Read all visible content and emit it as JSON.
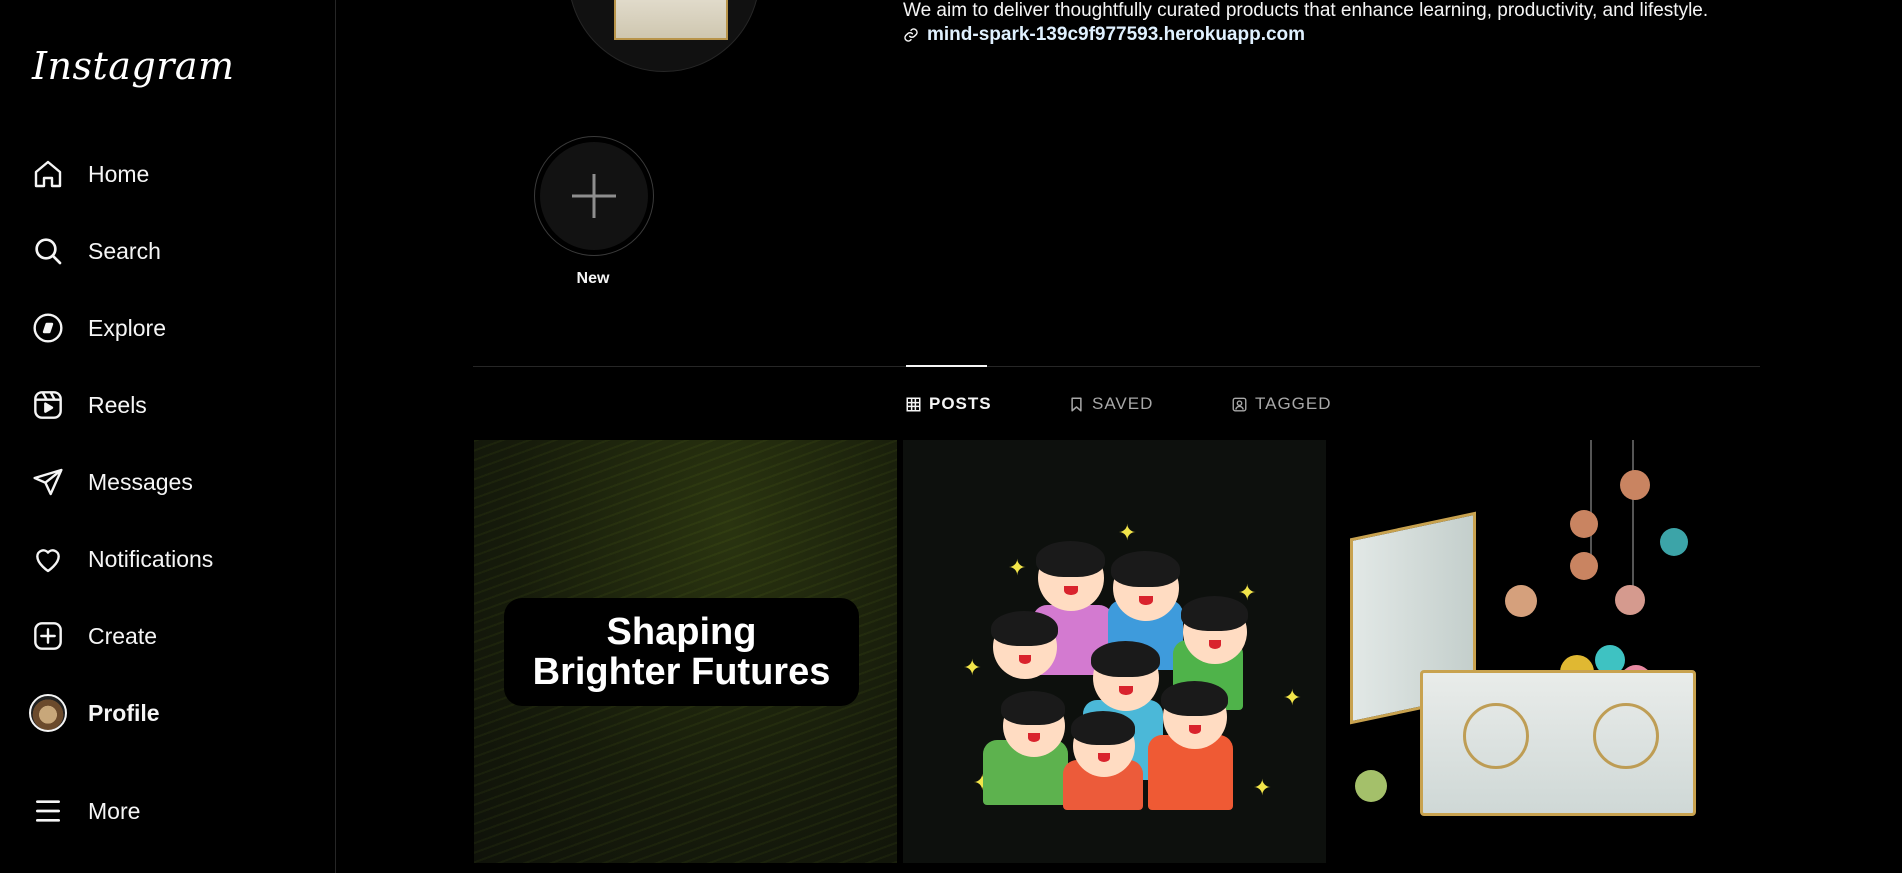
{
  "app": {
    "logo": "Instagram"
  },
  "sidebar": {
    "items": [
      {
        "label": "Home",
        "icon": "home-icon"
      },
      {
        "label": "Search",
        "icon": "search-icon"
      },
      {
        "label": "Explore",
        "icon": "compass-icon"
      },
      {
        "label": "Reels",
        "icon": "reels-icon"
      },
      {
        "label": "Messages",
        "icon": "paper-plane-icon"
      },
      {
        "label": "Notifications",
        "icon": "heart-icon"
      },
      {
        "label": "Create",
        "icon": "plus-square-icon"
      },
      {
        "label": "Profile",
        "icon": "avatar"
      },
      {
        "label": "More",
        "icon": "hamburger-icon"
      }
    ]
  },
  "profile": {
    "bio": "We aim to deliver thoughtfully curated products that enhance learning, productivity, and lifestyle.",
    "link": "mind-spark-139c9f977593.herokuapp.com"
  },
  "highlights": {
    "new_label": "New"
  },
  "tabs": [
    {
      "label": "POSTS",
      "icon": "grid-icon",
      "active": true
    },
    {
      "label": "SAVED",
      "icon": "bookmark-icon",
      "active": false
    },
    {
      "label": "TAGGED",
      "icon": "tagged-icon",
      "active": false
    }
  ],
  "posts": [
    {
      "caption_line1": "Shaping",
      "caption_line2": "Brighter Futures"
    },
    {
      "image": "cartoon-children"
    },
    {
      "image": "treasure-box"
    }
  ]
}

---

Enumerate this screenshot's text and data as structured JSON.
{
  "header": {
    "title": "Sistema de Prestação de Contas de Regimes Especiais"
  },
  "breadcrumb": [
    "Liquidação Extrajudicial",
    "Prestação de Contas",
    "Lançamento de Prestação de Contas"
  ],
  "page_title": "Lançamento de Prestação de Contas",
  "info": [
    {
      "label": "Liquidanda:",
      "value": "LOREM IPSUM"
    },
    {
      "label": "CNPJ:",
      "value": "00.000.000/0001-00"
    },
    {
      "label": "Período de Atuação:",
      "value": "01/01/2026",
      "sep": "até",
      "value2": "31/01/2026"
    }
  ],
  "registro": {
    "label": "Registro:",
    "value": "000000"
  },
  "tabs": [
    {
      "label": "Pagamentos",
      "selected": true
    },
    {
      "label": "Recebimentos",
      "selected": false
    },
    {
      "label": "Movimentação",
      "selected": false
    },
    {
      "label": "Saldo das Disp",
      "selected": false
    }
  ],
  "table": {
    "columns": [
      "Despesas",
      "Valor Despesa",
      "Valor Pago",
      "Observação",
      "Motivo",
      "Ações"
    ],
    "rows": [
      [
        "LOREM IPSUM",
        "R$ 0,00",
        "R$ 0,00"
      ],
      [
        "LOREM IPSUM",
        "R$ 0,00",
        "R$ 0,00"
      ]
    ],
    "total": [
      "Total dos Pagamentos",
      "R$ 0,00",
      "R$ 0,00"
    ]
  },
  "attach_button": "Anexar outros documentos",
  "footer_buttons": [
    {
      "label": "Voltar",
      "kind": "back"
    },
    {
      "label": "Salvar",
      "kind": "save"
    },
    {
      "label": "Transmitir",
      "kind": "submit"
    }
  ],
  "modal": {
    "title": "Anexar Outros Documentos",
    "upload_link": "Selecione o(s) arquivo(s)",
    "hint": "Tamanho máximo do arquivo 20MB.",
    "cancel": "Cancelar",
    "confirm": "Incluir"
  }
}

### What to produce
Considering only the records above, state the number of lines that include the word "Prestação", with nothing added.

### Correct result
4